═══ Task data ═══

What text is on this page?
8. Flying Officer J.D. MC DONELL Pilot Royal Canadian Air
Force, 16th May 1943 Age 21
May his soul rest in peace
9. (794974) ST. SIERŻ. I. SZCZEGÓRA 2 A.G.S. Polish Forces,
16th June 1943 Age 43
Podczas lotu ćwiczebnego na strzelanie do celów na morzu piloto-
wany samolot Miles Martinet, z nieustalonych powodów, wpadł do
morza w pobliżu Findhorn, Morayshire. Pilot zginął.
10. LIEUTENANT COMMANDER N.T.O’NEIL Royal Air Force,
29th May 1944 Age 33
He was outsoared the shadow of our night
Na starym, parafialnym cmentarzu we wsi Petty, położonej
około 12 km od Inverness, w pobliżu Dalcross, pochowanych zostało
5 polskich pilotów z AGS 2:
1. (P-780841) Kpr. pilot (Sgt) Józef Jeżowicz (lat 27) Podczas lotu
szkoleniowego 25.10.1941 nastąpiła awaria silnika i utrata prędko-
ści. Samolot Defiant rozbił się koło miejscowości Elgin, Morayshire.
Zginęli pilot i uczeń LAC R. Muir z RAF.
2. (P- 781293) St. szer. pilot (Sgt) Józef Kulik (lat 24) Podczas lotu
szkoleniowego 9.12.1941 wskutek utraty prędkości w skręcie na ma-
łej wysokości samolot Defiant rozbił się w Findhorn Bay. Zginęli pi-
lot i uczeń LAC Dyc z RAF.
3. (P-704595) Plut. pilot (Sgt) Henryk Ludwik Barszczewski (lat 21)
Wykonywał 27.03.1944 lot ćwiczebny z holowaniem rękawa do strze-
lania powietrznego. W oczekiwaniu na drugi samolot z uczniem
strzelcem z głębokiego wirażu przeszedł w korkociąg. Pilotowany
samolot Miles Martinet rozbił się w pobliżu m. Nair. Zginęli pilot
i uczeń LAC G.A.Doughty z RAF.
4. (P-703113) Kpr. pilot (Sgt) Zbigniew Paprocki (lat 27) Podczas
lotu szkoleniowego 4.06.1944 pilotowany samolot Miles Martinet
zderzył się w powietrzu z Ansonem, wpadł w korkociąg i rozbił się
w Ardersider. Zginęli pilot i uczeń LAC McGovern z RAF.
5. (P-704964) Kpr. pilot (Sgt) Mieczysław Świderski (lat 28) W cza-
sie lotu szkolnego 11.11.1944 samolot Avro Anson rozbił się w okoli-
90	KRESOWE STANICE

═══

Instruction => Write out every entry exactly as given.

Task solution =>
What text is on this page?
8. Flying Officer J.D. MC DONELL Pilot Royal Canadian Air
Force, 16th May 1943 Age 21
May his soul rest in peace
9. (794974) ST. SIERŻ. I. SZCZEGÓRA 2 A.G.S. Polish Forces,
16th June 1943 Age 43
Podczas lotu ćwiczebnego na strzelanie do celów na morzu piloto-
wany samolot Miles Martinet, z nieustalonych powodów, wpadł do
morza w pobliżu Findhorn, Morayshire. Pilot zginął.
10. LIEUTENANT COMMANDER N.T.O’NEIL Royal Air Force,
29th May 1944 Age 33
He was outsoared the shadow of our night
Na starym, parafialnym cmentarzu we wsi Petty, położonej
około 12 km od Inverness, w pobliżu Dalcross, pochowanych zostało
5 polskich pilotów z AGS 2:
1. (P-780841) Kpr. pilot (Sgt) Józef Jeżowicz (lat 27) Podczas lotu
szkoleniowego 25.10.1941 nastąpiła awaria silnika i utrata prędko-
ści. Samolot Defiant rozbił się koło miejscowości Elgin, Morayshire.
Zginęli pilot i uczeń LAC R. Muir z RAF.
2. (P- 781293) St. szer. pilot (Sgt) Józef Kulik (lat 24) Podczas lotu
szkoleniowego 9.12.1941 wskutek utraty prędkości w skręcie na ma-
łej wysokości samolot Defiant rozbił się w Findhorn Bay. Zginęli pi-
lot i uczeń LAC Dyc z RAF.
3. (P-704595) Plut. pilot (Sgt) Henryk Ludwik Barszczewski (lat 21)
Wykonywał 27.03.1944 lot ćwiczebny z holowaniem rękawa do strze-
lania powietrznego. W oczekiwaniu na drugi samolot z uczniem
strzelcem z głębokiego wirażu przeszedł w korkociąg. Pilotowany
samolot Miles Martinet rozbił się w pobliżu m. Nair. Zginęli pilot
i uczeń LAC G.A.Doughty z RAF.
4. (P-703113) Kpr. pilot (Sgt) Zbigniew Paprocki (lat 27) Podczas
lotu szkoleniowego 4.06.1944 pilotowany samolot Miles Martinet
zderzył się w powietrzu z Ansonem, wpadł w korkociąg i rozbił się
w Ardersider. Zginęli pilot i uczeń LAC McGovern z RAF.
5. (P-704964) Kpr. pilot (Sgt) Mieczysław Świderski (lat 28) W cza-
sie lotu szkolnego 11.11.1944 samolot Avro Anson rozbił się w okoli-
90	KRESOWE STANICE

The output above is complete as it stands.